## start

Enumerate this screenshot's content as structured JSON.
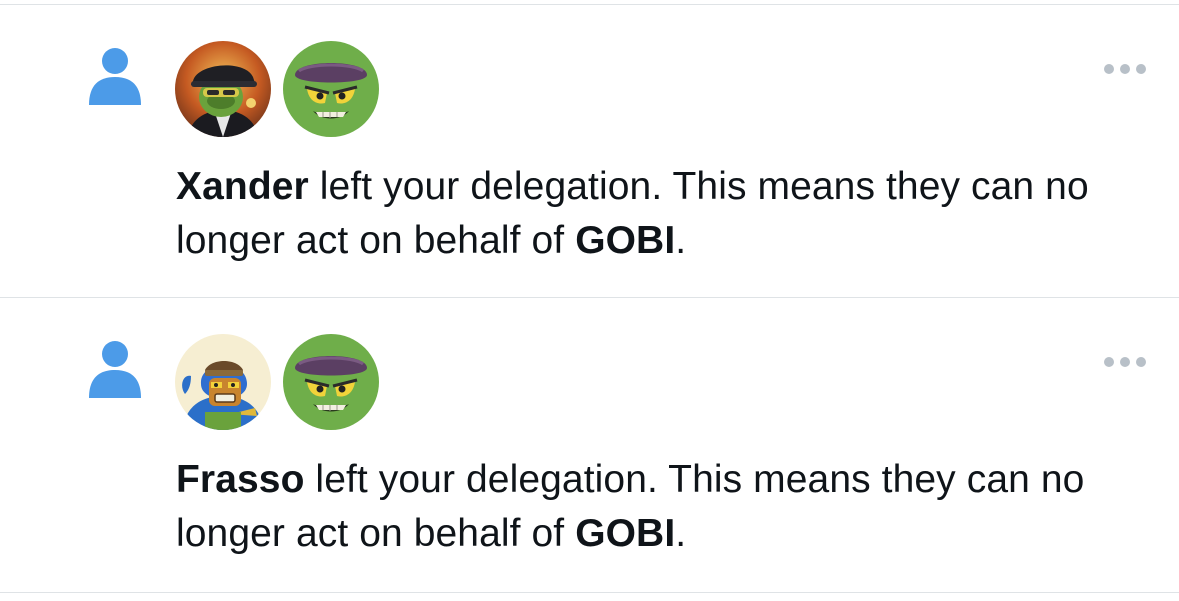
{
  "colors": {
    "accent": "#4c9be8",
    "divider": "#dfe3e6",
    "text": "#0f1419",
    "more_dots": "#b8c0c8"
  },
  "notifications": [
    {
      "actor_name": "Xander",
      "text_middle": " left your delegation. This means they can no longer act on behalf of ",
      "account_name": "GOBI",
      "text_end": ".",
      "icon": "person-icon",
      "actor_avatar": "xander-avatar",
      "account_avatar": "gobi-avatar",
      "menu_icon": "more-icon"
    },
    {
      "actor_name": "Frasso",
      "text_middle": " left your delegation. This means they can no longer act on behalf of ",
      "account_name": "GOBI",
      "text_end": ".",
      "icon": "person-icon",
      "actor_avatar": "frasso-avatar",
      "account_avatar": "gobi-avatar",
      "menu_icon": "more-icon"
    }
  ]
}
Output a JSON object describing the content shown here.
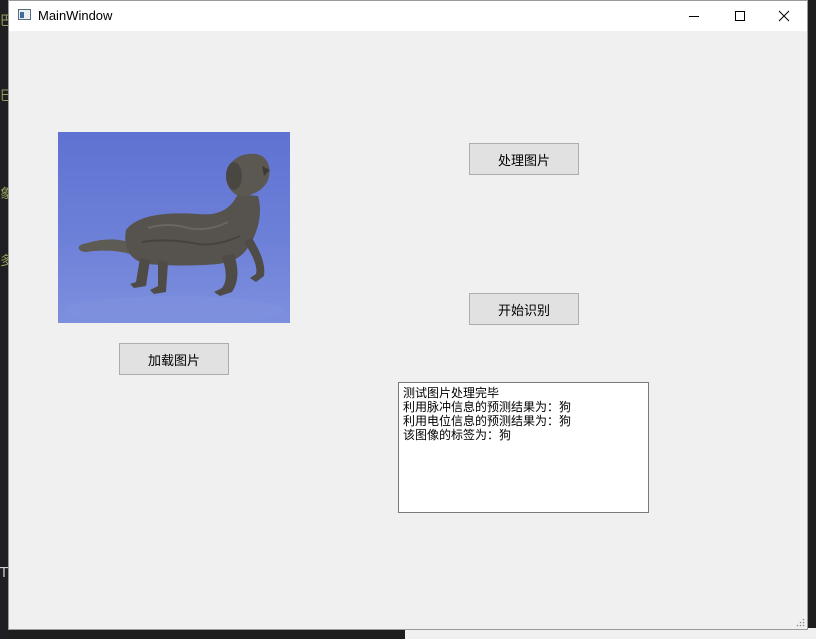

## end

_Problem requirements:_ Your copy should hold every record word for word and none of the pictures.

_Written solution:_
Enumerate this screenshot's content as structured JSON.
{
  "colors": {
    "accent": "#4c9be8",
    "divider": "#dfe3e6",
    "text": "#0f1419",
    "more_dots": "#b8c0c8"
  },
  "notifications": [
    {
      "actor_name": "Xander",
      "text_middle": " left your delegation. This means they can no longer act on behalf of ",
      "account_name": "GOBI",
      "text_end": ".",
      "icon": "person-icon",
      "actor_avatar": "xander-avatar",
      "account_avatar": "gobi-avatar",
      "menu_icon": "more-icon"
    },
    {
      "actor_name": "Frasso",
      "text_middle": " left your delegation. This means they can no longer act on behalf of ",
      "account_name": "GOBI",
      "text_end": ".",
      "icon": "person-icon",
      "actor_avatar": "frasso-avatar",
      "account_avatar": "gobi-avatar",
      "menu_icon": "more-icon"
    }
  ]
}
Output a JSON object describing the content shown here.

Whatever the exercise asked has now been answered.